Exercise goal: Repeat the material exactly, leaving nothing out.

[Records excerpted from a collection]
* * * * * * *

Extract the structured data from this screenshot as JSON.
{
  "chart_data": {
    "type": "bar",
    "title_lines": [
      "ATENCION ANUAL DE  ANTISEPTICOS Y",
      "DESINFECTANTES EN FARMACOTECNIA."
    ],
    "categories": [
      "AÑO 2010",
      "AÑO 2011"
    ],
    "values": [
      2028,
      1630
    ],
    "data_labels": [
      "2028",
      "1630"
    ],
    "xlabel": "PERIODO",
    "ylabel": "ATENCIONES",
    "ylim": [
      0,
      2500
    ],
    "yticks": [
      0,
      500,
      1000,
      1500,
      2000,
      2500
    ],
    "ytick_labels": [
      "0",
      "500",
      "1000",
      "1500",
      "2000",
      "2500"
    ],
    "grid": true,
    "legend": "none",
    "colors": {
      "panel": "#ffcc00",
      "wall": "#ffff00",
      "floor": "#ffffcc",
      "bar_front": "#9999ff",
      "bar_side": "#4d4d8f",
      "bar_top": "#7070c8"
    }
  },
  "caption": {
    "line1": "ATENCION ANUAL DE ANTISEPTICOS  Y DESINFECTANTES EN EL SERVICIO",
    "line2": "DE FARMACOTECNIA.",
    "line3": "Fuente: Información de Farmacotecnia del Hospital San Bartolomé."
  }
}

* * * * * * *

Answer to the problem:
Extract the structured data from this screenshot as JSON.
{
  "chart_data": {
    "type": "bar",
    "title_lines": [
      "ATENCION ANUAL DE  ANTISEPTICOS Y",
      "DESINFECTANTES EN FARMACOTECNIA."
    ],
    "categories": [
      "AÑO 2010",
      "AÑO 2011"
    ],
    "values": [
      2028,
      1630
    ],
    "data_labels": [
      "2028",
      "1630"
    ],
    "xlabel": "PERIODO",
    "ylabel": "ATENCIONES",
    "ylim": [
      0,
      2500
    ],
    "yticks": [
      0,
      500,
      1000,
      1500,
      2000,
      2500
    ],
    "ytick_labels": [
      "0",
      "500",
      "1000",
      "1500",
      "2000",
      "2500"
    ],
    "grid": true,
    "legend": "none",
    "colors": {
      "panel": "#ffcc00",
      "wall": "#ffff00",
      "floor": "#ffffcc",
      "bar_front": "#9999ff",
      "bar_side": "#4d4d8f",
      "bar_top": "#7070c8"
    }
  },
  "caption": {
    "line1": "ATENCION ANUAL DE ANTISEPTICOS  Y DESINFECTANTES EN EL SERVICIO",
    "line2": "DE FARMACOTECNIA.",
    "line3": "Fuente: Información de Farmacotecnia del Hospital San Bartolomé."
  }
}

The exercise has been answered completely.